**Given exercise:** Among the lines of this listing, determine how many contain the string "color". Answer with the number only.

**Data:**
+ + + + +
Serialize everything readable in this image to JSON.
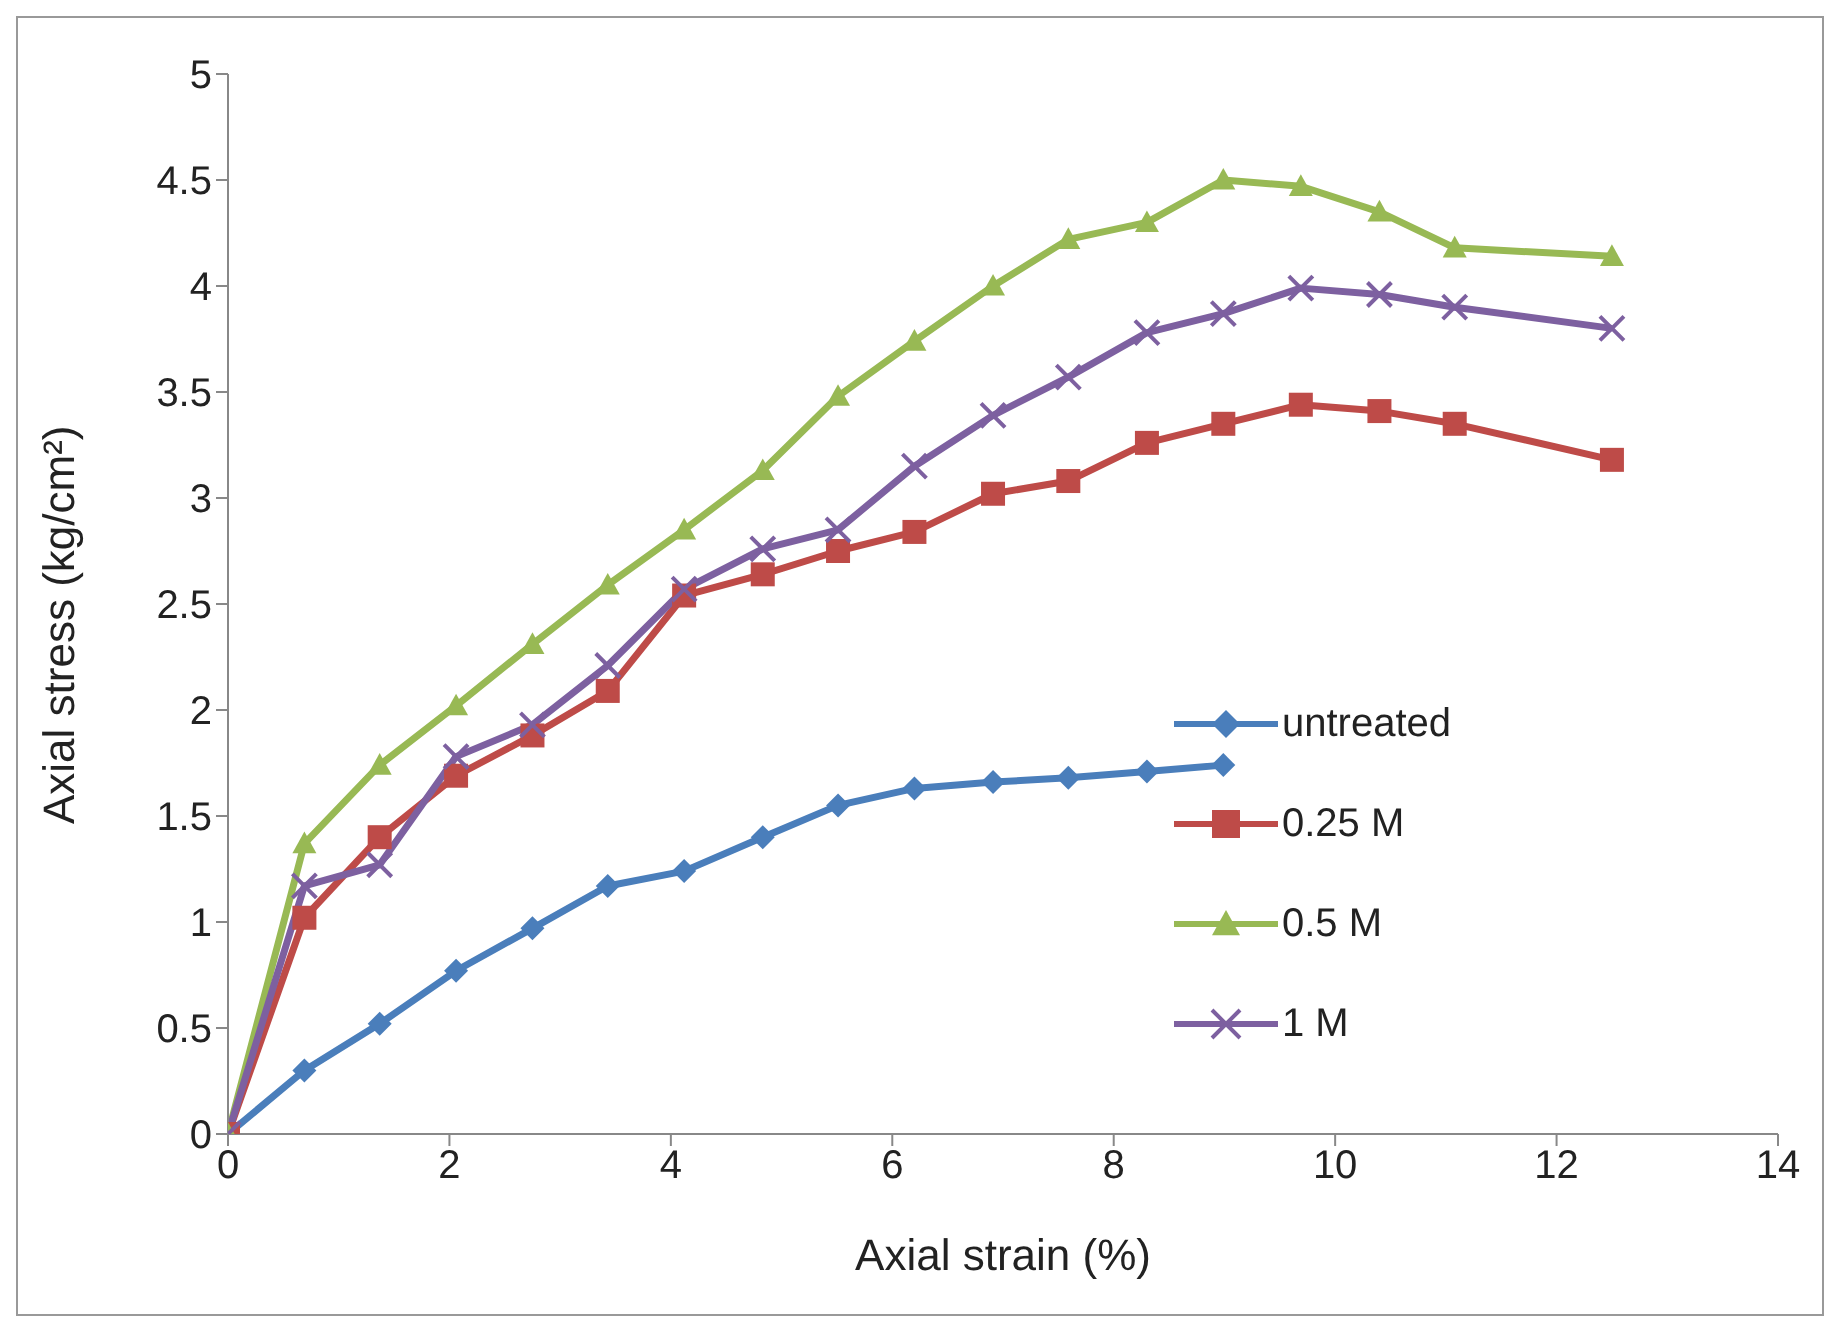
{
  "chart_data": {
    "type": "line",
    "xlabel": "Axial strain (%)",
    "ylabel": "Axial stress (kg/cm²)",
    "xlim": [
      0,
      14
    ],
    "xticks": [
      0,
      2,
      4,
      6,
      8,
      10,
      12,
      14
    ],
    "ylim": [
      0,
      5
    ],
    "yticks": [
      0,
      0.5,
      1,
      1.5,
      2,
      2.5,
      3,
      3.5,
      4,
      4.5,
      5
    ],
    "grid": false,
    "legend": "bottom right",
    "line_style": "solid",
    "series": [
      {
        "name": "untreated",
        "color": "#4a7ebb",
        "marker": "diamond",
        "x": [
          0,
          0.69,
          1.37,
          2.06,
          2.75,
          3.43,
          4.12,
          4.83,
          5.51,
          6.2,
          6.91,
          7.59,
          8.3,
          8.99
        ],
        "values": [
          0,
          0.3,
          0.52,
          0.77,
          0.97,
          1.17,
          1.24,
          1.4,
          1.55,
          1.63,
          1.66,
          1.68,
          1.71,
          1.74
        ]
      },
      {
        "name": "0.25 M",
        "color": "#be4b48",
        "marker": "square",
        "x": [
          0,
          0.69,
          1.37,
          2.06,
          2.75,
          3.43,
          4.12,
          4.83,
          5.51,
          6.2,
          6.91,
          7.59,
          8.3,
          8.99,
          9.69,
          10.4,
          11.08,
          12.5
        ],
        "values": [
          0,
          1.02,
          1.4,
          1.69,
          1.88,
          2.09,
          2.54,
          2.64,
          2.75,
          2.84,
          3.02,
          3.08,
          3.26,
          3.35,
          3.44,
          3.41,
          3.35,
          3.18
        ]
      },
      {
        "name": "0.5 M",
        "color": "#98b954",
        "marker": "triangle",
        "x": [
          0,
          0.69,
          1.37,
          2.06,
          2.75,
          3.43,
          4.12,
          4.83,
          5.51,
          6.2,
          6.91,
          7.59,
          8.3,
          8.99,
          9.69,
          10.4,
          11.08,
          12.5
        ],
        "values": [
          0,
          1.37,
          1.74,
          2.02,
          2.31,
          2.59,
          2.85,
          3.13,
          3.48,
          3.74,
          4.0,
          4.22,
          4.3,
          4.5,
          4.47,
          4.35,
          4.18,
          4.14
        ]
      },
      {
        "name": "1 M",
        "color": "#7d60a0",
        "marker": "cross",
        "x": [
          0,
          0.69,
          1.37,
          2.06,
          2.75,
          3.43,
          4.12,
          4.83,
          5.51,
          6.2,
          6.91,
          7.59,
          8.3,
          8.99,
          9.69,
          10.4,
          11.08,
          12.5
        ],
        "values": [
          0,
          1.17,
          1.27,
          1.78,
          1.93,
          2.21,
          2.57,
          2.76,
          2.85,
          3.15,
          3.39,
          3.57,
          3.78,
          3.87,
          3.99,
          3.96,
          3.9,
          3.8
        ]
      }
    ]
  }
}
+ + + + +
**Answer for the task:** 4